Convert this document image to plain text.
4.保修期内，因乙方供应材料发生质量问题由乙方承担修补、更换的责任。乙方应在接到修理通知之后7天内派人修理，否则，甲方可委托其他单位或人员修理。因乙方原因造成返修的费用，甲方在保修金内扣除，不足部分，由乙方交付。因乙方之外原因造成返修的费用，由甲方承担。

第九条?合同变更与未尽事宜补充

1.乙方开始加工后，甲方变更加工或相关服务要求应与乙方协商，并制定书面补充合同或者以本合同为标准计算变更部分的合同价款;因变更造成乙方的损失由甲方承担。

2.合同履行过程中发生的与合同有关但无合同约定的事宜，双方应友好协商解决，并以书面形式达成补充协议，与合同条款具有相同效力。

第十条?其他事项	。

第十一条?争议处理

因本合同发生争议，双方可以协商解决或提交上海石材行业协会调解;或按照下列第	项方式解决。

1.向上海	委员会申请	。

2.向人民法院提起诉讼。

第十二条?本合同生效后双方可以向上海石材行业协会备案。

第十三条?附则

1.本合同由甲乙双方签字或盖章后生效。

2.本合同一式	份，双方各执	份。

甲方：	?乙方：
=====
SET EXERCISE: Return the material exactly as it stands.

TASK SOLUTION:
Convert this document image to plain text.
4.保修期内，因乙方供应材料发生质量问题由乙方承担修补、更换的责任。乙方应在接到修理通知之后7天内派人修理，否则，甲方可委托其他单位或人员修理。因乙方原因造成返修的费用，甲方在保修金内扣除，不足部分，由乙方交付。因乙方之外原因造成返修的费用，由甲方承担。

第九条?合同变更与未尽事宜补充

1.乙方开始加工后，甲方变更加工或相关服务要求应与乙方协商，并制定书面补充合同或者以本合同为标准计算变更部分的合同价款;因变更造成乙方的损失由甲方承担。

2.合同履行过程中发生的与合同有关但无合同约定的事宜，双方应友好协商解决，并以书面形式达成补充协议，与合同条款具有相同效力。

第十条?其他事项	。

第十一条?争议处理

因本合同发生争议，双方可以协商解决或提交上海石材行业协会调解;或按照下列第	项方式解决。

1.向上海	委员会申请	。

2.向人民法院提起诉讼。

第十二条?本合同生效后双方可以向上海石材行业协会备案。

第十三条?附则

1.本合同由甲乙双方签字或盖章后生效。

2.本合同一式	份，双方各执	份。

甲方：	?乙方：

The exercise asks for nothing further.